MATERIALS PROVIDED:
==*==

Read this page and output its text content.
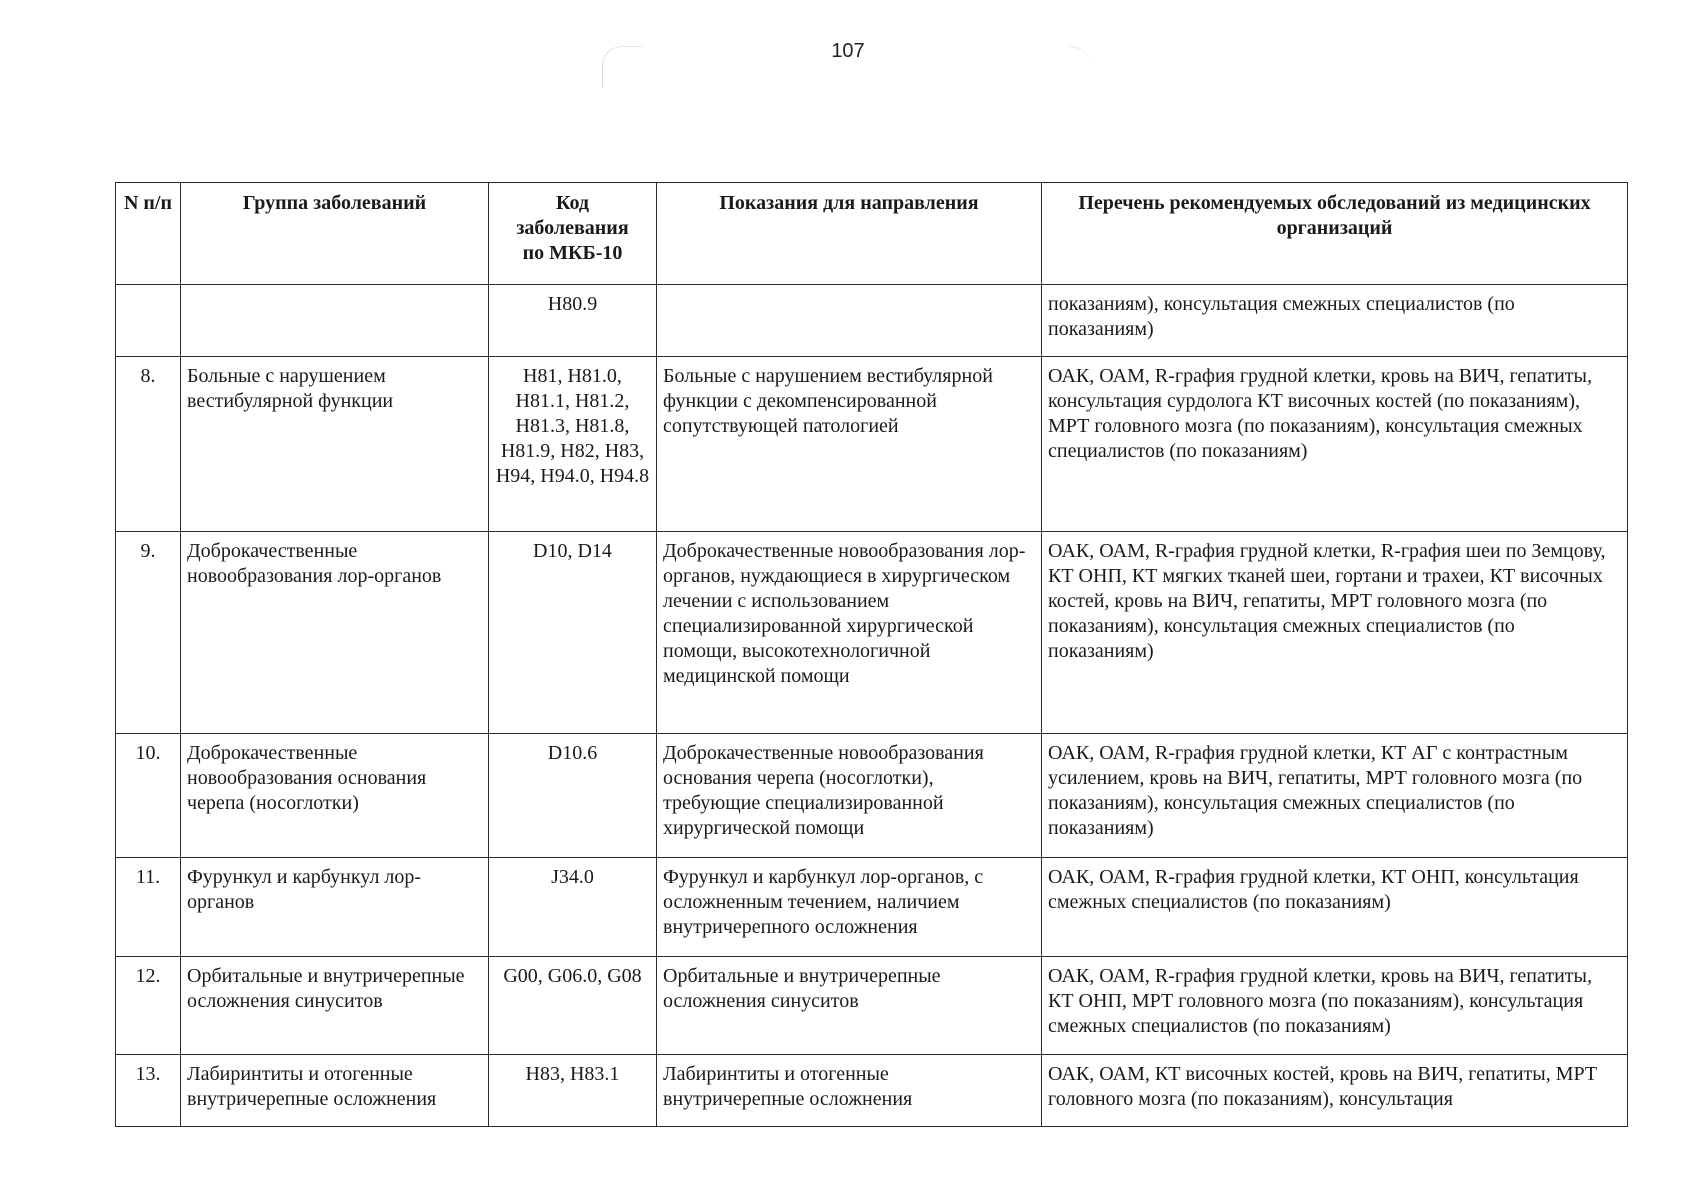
107
N п/п	Группа заболеваний	Код заболевания по МКБ-10	Показания для направления	Перечень рекомендуемых обследований из медицинских организаций
		H80.9		показаниям), консультация смежных специалистов (по показаниям)
8.	Больные с нарушением вестибулярной функции	H81, H81.0, H81.1, H81.2, H81.3, H81.8, H81.9, H82, H83, H94, H94.0, H94.8	Больные с нарушением вестибулярной функции с декомпенсированной сопутствующей патологией	ОАК, ОАМ, R-графия грудной клетки, кровь на ВИЧ, гепатиты, консультация сурдолога КТ височных костей (по показаниям), МРТ головного мозга (по показаниям), консультация смежных специалистов (по показаниям)
9.	Доброкачественные новообразования лор-органов	D10, D14	Доброкачественные новообразования лор-органов, нуждающиеся в хирургическом лечении с использованием специализированной хирургической помощи, высокотехнологичной медицинской помощи	ОАК, ОАМ, R-графия грудной клетки, R-графия шеи по Земцову, КТ ОНП, КТ мягких тканей шеи, гортани и трахеи, КТ височных костей, кровь на ВИЧ, гепатиты, МРТ головного мозга (по показаниям), консультация смежных специалистов (по показаниям)
10.	Доброкачественные новообразования основания черепа (носоглотки)	D10.6	Доброкачественные новообразования основания черепа (носоглотки), требующие специализированной хирургической помощи	ОАК, ОАМ, R-графия грудной клетки, КТ АГ с контрастным усилением, кровь на ВИЧ, гепатиты, МРТ головного мозга (по показаниям), консультация смежных специалистов (по показаниям)
11.	Фурункул и карбункул лор-органов	J34.0	Фурункул и карбункул лор-органов, с осложненным течением, наличием внутричерепного осложнения	ОАК, ОАМ, R-графия грудной клетки, КТ ОНП, консультация смежных специалистов (по показаниям)
12.	Орбитальные и внутричерепные осложнения синуситов	G00, G06.0, G08	Орбитальные и внутричерепные осложнения синуситов	ОАК, ОАМ, R-графия грудной клетки, кровь на ВИЧ, гепатиты, КТ ОНП, МРТ головного мозга (по показаниям), консультация смежных специалистов (по показаниям)
13.	Лабиринтиты и отогенные внутричерепные осложнения	H83, H83.1	Лабиринтиты и отогенные внутричерепные осложнения	ОАК, ОАМ, КТ височных костей, кровь на ВИЧ, гепатиты, МРТ головного мозга (по показаниям), консультация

==*==

SHORT PROBLEM: Your task is to retype all the entries exactly and leave out any pictures.

RESULT OF THIS TASK:
Read this page and output its text content.
107
N п/п	Группа заболеваний	Код заболевания по МКБ-10	Показания для направления	Перечень рекомендуемых обследований из медицинских организаций
		H80.9		показаниям), консультация смежных специалистов (по показаниям)
8.	Больные с нарушением вестибулярной функции	H81, H81.0, H81.1, H81.2, H81.3, H81.8, H81.9, H82, H83, H94, H94.0, H94.8	Больные с нарушением вестибулярной функции с декомпенсированной сопутствующей патологией	ОАК, ОАМ, R-графия грудной клетки, кровь на ВИЧ, гепатиты, консультация сурдолога КТ височных костей (по показаниям), МРТ головного мозга (по показаниям), консультация смежных специалистов (по показаниям)
9.	Доброкачественные новообразования лор-органов	D10, D14	Доброкачественные новообразования лор-органов, нуждающиеся в хирургическом лечении с использованием специализированной хирургической помощи, высокотехнологичной медицинской помощи	ОАК, ОАМ, R-графия грудной клетки, R-графия шеи по Земцову, КТ ОНП, КТ мягких тканей шеи, гортани и трахеи, КТ височных костей, кровь на ВИЧ, гепатиты, МРТ головного мозга (по показаниям), консультация смежных специалистов (по показаниям)
10.	Доброкачественные новообразования основания черепа (носоглотки)	D10.6	Доброкачественные новообразования основания черепа (носоглотки), требующие специализированной хирургической помощи	ОАК, ОАМ, R-графия грудной клетки, КТ АГ с контрастным усилением, кровь на ВИЧ, гепатиты, МРТ головного мозга (по показаниям), консультация смежных специалистов (по показаниям)
11.	Фурункул и карбункул лор-органов	J34.0	Фурункул и карбункул лор-органов, с осложненным течением, наличием внутричерепного осложнения	ОАК, ОАМ, R-графия грудной клетки, КТ ОНП, консультация смежных специалистов (по показаниям)
12.	Орбитальные и внутричерепные осложнения синуситов	G00, G06.0, G08	Орбитальные и внутричерепные осложнения синуситов	ОАК, ОАМ, R-графия грудной клетки, кровь на ВИЧ, гепатиты, КТ ОНП, МРТ головного мозга (по показаниям), консультация смежных специалистов (по показаниям)
13.	Лабиринтиты и отогенные внутричерепные осложнения	H83, H83.1	Лабиринтиты и отогенные внутричерепные осложнения	ОАК, ОАМ, КТ височных костей, кровь на ВИЧ, гепатиты, МРТ головного мозга (по показаниям), консультация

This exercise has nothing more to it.